— Directions —
Without including any pictures, write out the listing below exactly.

** start Given records **

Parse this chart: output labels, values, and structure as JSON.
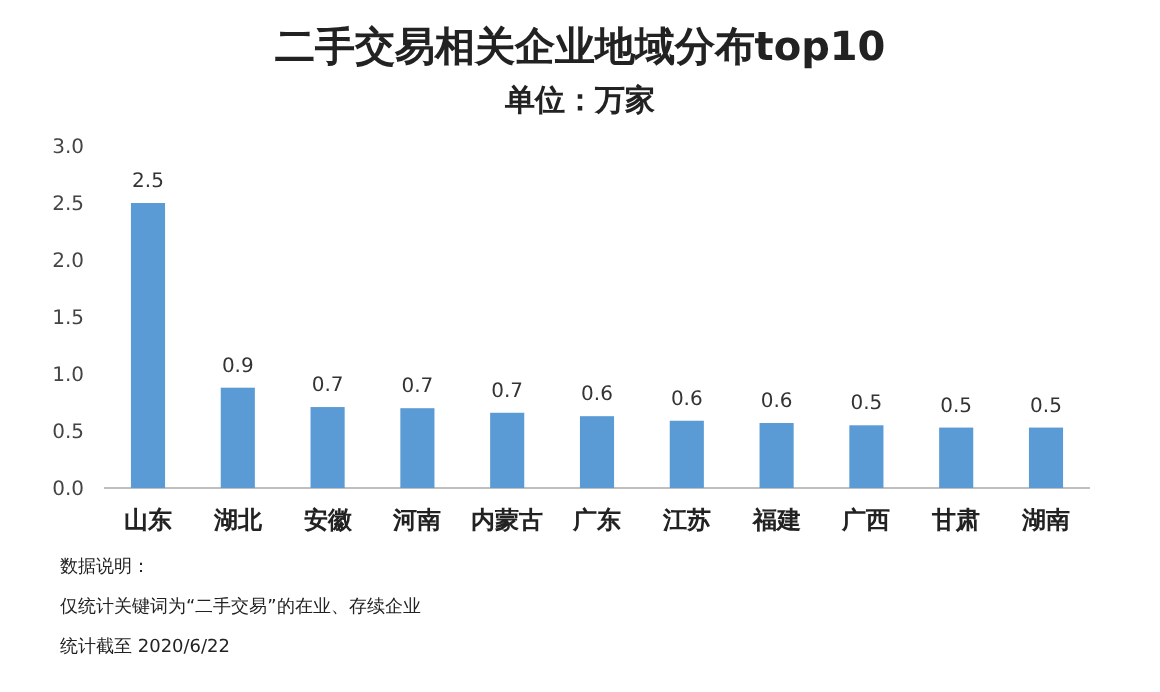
{
  "chart_data": {
    "type": "bar",
    "title": "二手交易相关企业地域分布top10",
    "subtitle": "单位：万家",
    "categories": [
      "山东",
      "湖北",
      "安徽",
      "河南",
      "内蒙古",
      "广东",
      "江苏",
      "福建",
      "广西",
      "甘肃",
      "湖南"
    ],
    "values": [
      2.5,
      0.88,
      0.71,
      0.7,
      0.66,
      0.63,
      0.59,
      0.57,
      0.55,
      0.53,
      0.53
    ],
    "value_labels": [
      "2.5",
      "0.9",
      "0.7",
      "0.7",
      "0.7",
      "0.6",
      "0.6",
      "0.6",
      "0.5",
      "0.5",
      "0.5"
    ],
    "color": "#5b9bd5",
    "ylim": [
      0,
      3
    ],
    "yticks": [
      {
        "value": 0,
        "label": "0.0"
      },
      {
        "value": 0.5,
        "label": "0.5"
      },
      {
        "value": 1,
        "label": "1.0"
      },
      {
        "value": 1.5,
        "label": "1.5"
      },
      {
        "value": 2,
        "label": "2.0"
      },
      {
        "value": 2.5,
        "label": "2.5"
      },
      {
        "value": 3,
        "label": "3.0"
      }
    ],
    "grid": false,
    "annotations": [
      "数据说明：",
      "仅统计关键词为“二手交易”的在业、存续企业",
      "统计截至 2020/6/22"
    ]
  }
}
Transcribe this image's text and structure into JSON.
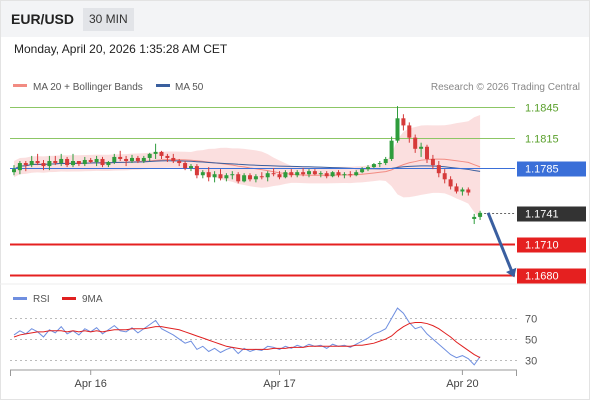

** end Given records **

— Problem solution —
Parse this chart: output labels, values, and structure as JSON.
{
  "chart_data": {
    "type": "bar",
    "title": "二手交易相关企业地域分布top10",
    "subtitle": "单位：万家",
    "categories": [
      "山东",
      "湖北",
      "安徽",
      "河南",
      "内蒙古",
      "广东",
      "江苏",
      "福建",
      "广西",
      "甘肃",
      "湖南"
    ],
    "values": [
      2.5,
      0.88,
      0.71,
      0.7,
      0.66,
      0.63,
      0.59,
      0.57,
      0.55,
      0.53,
      0.53
    ],
    "value_labels": [
      "2.5",
      "0.9",
      "0.7",
      "0.7",
      "0.7",
      "0.6",
      "0.6",
      "0.6",
      "0.5",
      "0.5",
      "0.5"
    ],
    "color": "#5b9bd5",
    "ylim": [
      0,
      3
    ],
    "yticks": [
      {
        "value": 0,
        "label": "0.0"
      },
      {
        "value": 0.5,
        "label": "0.5"
      },
      {
        "value": 1,
        "label": "1.0"
      },
      {
        "value": 1.5,
        "label": "1.5"
      },
      {
        "value": 2,
        "label": "2.0"
      },
      {
        "value": 2.5,
        "label": "2.5"
      },
      {
        "value": 3,
        "label": "3.0"
      }
    ],
    "grid": false,
    "annotations": [
      "数据说明：",
      "仅统计关键词为“二手交易”的在业、存续企业",
      "统计截至 2020/6/22"
    ]
  }
}
Transcribe this image's text and structure into JSON.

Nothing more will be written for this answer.